● **Problem to work on**
Locate each line containing the string "Projects" and copy it out.

● **Records**
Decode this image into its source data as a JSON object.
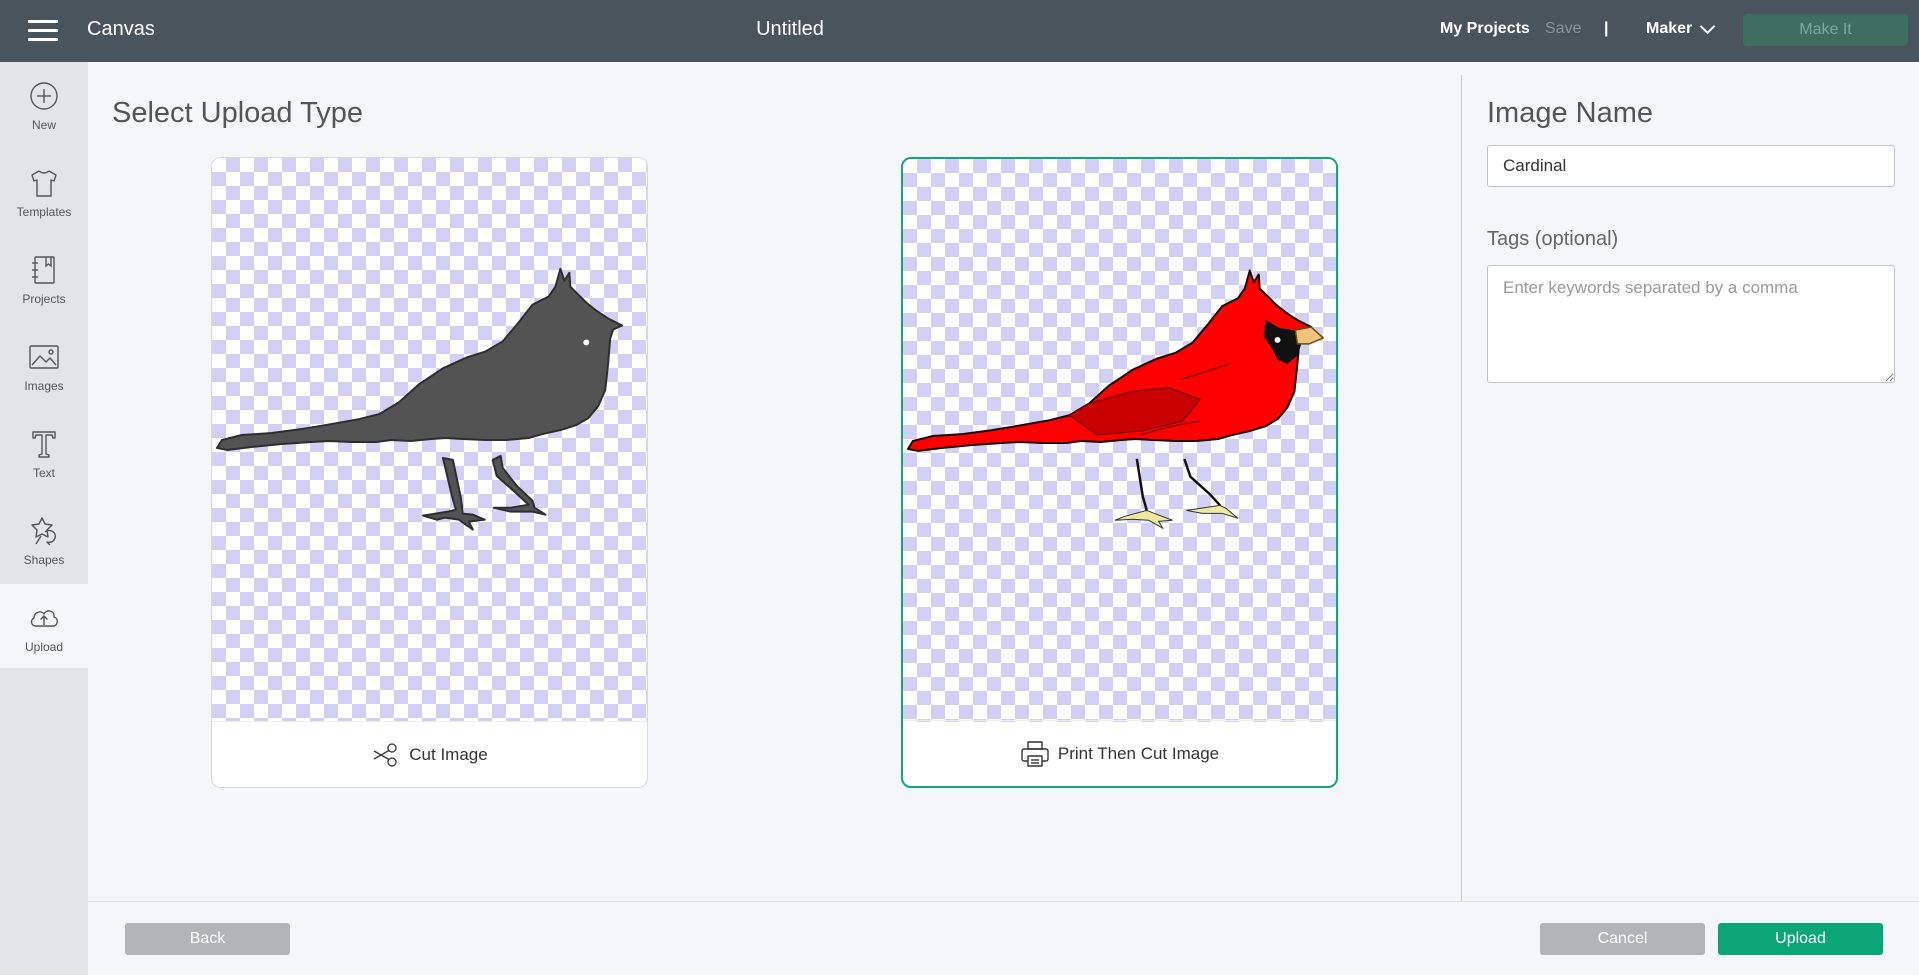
{
  "app": {
    "name": "Canvas",
    "document_title": "Untitled"
  },
  "topbar": {
    "my_projects": "My Projects",
    "save": "Save",
    "separator": "|",
    "machine": "Maker",
    "make_it": "Make It"
  },
  "sidebar": {
    "items": [
      {
        "label": "New",
        "icon": "plus-circle-icon"
      },
      {
        "label": "Templates",
        "icon": "tshirt-icon"
      },
      {
        "label": "Projects",
        "icon": "notebook-icon"
      },
      {
        "label": "Images",
        "icon": "image-icon"
      },
      {
        "label": "Text",
        "icon": "text-t-icon"
      },
      {
        "label": "Shapes",
        "icon": "shapes-icon"
      },
      {
        "label": "Upload",
        "icon": "cloud-upload-icon",
        "active": true
      }
    ]
  },
  "main": {
    "heading": "Select Upload Type",
    "options": [
      {
        "label": "Cut Image",
        "icon": "scissors-icon",
        "selected": false
      },
      {
        "label": "Print Then Cut Image",
        "icon": "printer-icon",
        "selected": true
      }
    ]
  },
  "panel": {
    "image_name_heading": "Image Name",
    "image_name_value": "Cardinal",
    "tags_label": "Tags (optional)",
    "tags_placeholder": "Enter keywords separated by a comma"
  },
  "footer": {
    "back": "Back",
    "cancel": "Cancel",
    "upload": "Upload"
  },
  "colors": {
    "topbar": "#4a545c",
    "accent": "#0aa676",
    "selected_border": "#11a67c",
    "checker": "#d2d0f4",
    "cardinal_red": "#ff0000"
  }
}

● **Response below**
    "my_projects": "My Projects",
        "label": "Projects",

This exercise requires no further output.